Count how many lines below include the string "Uneven", and give that number without anything else.

MATERIAL FOR THE TASK:
========================
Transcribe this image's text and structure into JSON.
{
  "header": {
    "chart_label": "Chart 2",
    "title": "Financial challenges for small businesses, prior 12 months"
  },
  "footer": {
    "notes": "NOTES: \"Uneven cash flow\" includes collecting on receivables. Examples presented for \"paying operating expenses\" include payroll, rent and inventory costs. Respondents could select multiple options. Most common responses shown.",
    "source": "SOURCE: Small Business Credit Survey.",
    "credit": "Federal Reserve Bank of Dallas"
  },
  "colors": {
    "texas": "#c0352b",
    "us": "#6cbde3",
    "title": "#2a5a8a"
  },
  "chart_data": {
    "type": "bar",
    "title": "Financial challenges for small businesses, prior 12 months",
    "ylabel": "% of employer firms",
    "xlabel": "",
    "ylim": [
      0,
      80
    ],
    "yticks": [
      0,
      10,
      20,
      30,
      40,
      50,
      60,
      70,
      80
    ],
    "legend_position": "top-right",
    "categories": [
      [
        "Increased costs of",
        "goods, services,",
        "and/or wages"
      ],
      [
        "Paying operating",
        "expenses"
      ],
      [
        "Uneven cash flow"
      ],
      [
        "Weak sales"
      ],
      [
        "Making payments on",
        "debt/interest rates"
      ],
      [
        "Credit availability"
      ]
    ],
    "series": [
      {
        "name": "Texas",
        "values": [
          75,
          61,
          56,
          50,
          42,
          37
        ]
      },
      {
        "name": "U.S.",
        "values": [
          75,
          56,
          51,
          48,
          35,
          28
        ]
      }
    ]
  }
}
========================
THE SOLUTION: 2